TEXT EXCERPT:

▬▬▬▬▬▬

Noted Adventist Doctor “Revolutionized Sports Medicine,” Died Last Week
by Monte Sahlin
By Adventist Today News Team, March 10, 2014
Dr. Frank Jobe passed away last week at age 88. Both the Los Angeles Times and the New York Times published lengthy obituaries and a Major League spokesman wrote, "many of the moments we as baseball fans hold in our hearts and minds were made possible because [he] had the imagination, surgical skills and courage to do something no one thought possible."
Jobe developed the famed "Tommy John" surgery which prolonged or saved the careers of countless baseball players and changed baseball forever. At one point last season, 34 percent of Major League pitchers, 124 of 360 had undergone this surgery, according to data compiled by Will Carroll for Bleacher Report.
An Adventist church member, Jobe graduated from La Sierra College in 1949 and then was educated as a surgeon at the College of Medical Evangelists which later became Loma Linda University. Both institutions have honored him as an alumnus in recent years. His son, Meredith Jobe, is an attorney on the staff of Adventist Health, the denomination's health ministry on the west coast of the United States, and a member of the board at La Sierra University (LSU). His daughter-in-law, Melanie Jobe, is director of the Center for Student Academic Success at LSU and his grandson, Kevin, is also an alum.
Jobe changed the game of baseball when he performed the first ulnar collateral ligament reconstruction surgery on the left elbow of a Los Angeles Dodger pitcher Tommy John on September 25, 1974. The medical procedure involves grafting a tendon into the elbow to replace a damaged ligament. It is named after the first patient who later took his baseball career to new heights, winning 164 games and continuing to play until he was 46.

▬▬▬▬▬▬

EXTRACTED ENTRIES:
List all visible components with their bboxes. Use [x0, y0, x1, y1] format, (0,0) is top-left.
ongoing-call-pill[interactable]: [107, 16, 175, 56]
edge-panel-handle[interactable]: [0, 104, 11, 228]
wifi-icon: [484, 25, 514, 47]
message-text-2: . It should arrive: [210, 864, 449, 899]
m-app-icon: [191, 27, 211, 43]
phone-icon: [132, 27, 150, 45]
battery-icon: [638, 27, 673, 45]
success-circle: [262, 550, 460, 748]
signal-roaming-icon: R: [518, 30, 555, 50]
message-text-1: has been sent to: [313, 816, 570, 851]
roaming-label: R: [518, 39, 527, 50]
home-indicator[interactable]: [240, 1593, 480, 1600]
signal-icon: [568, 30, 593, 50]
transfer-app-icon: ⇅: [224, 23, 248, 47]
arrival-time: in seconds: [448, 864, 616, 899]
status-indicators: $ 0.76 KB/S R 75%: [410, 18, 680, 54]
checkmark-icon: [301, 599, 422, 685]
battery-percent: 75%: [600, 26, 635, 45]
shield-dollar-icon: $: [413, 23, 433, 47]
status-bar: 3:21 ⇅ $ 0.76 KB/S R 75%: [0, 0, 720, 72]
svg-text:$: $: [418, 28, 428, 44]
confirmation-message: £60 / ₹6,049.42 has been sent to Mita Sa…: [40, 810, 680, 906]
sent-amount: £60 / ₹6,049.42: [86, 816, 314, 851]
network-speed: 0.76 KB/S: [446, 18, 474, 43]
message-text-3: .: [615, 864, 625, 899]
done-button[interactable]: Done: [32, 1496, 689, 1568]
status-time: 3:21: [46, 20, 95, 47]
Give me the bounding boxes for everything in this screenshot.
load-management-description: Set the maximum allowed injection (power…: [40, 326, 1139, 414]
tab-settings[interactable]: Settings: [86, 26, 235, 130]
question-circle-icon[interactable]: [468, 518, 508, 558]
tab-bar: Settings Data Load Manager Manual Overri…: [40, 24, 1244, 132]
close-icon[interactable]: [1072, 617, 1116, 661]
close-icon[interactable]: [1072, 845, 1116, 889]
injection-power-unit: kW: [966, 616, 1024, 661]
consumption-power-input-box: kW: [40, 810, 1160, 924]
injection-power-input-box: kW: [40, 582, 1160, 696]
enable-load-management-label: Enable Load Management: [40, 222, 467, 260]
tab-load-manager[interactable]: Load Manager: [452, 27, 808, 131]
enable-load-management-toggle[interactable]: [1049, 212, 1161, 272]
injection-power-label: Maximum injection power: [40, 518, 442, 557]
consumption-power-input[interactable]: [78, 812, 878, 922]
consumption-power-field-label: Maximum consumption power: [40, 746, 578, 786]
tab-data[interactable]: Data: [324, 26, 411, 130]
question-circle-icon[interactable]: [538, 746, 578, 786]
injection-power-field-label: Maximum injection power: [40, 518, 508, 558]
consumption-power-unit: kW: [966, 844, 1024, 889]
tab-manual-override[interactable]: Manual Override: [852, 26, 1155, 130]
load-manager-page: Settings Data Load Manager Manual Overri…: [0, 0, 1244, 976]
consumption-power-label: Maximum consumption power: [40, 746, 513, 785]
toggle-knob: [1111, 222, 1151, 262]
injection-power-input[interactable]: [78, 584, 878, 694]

▬▬▬▬▬▬

YOUR GOAL: Carry on the news story about the death of Dr. Frank Jobe, starting after its last sentence.

TASK RESULT:
Since that groundbreaking achievement, Jobe performed more than a thousand of these surgeries. He later developed another procedure, a shoulder reconstruction that was first used to save the career of Dodger great Orel Hershiser. He partnered with Dr. Robert Kerlan to found the Kerlan-Jobe Orthopaedic Clinic which has offices in Los Angeles, Beverly Hills, Pasadena, Anaheim and Santa Monica.
Jobe attributed much of his success to what Adventist teachers helped him learn about life and character. "Those life lessons are probably more important than any book learning," Jobe said last year. "They showed me how to live, how to be nice to people, how to take care of people. La Sierra University has such a treasure in its faculty. I hope it's never lost."
The Los Angeles Times obituary can be found online at: www.latimes.com/obituaries/la-me-frank-jobe-20140307,0,7968857.story
The New York Times obituary is online at: www.nytimes.com/2014/03/07/sports/baseball/dr-frank-jobe-who-pioneered-tommy-john-surgery-dies-at-88.html
NBC Television News video coverage is on the Web at: www.nbcnews.com/health/health-news/surgeon-frank-jobe-savior-major-league-pitchers-dies-88-n46646
La Sierra University Magazine featured Jobe with a cover story in its Summer 2013 edition.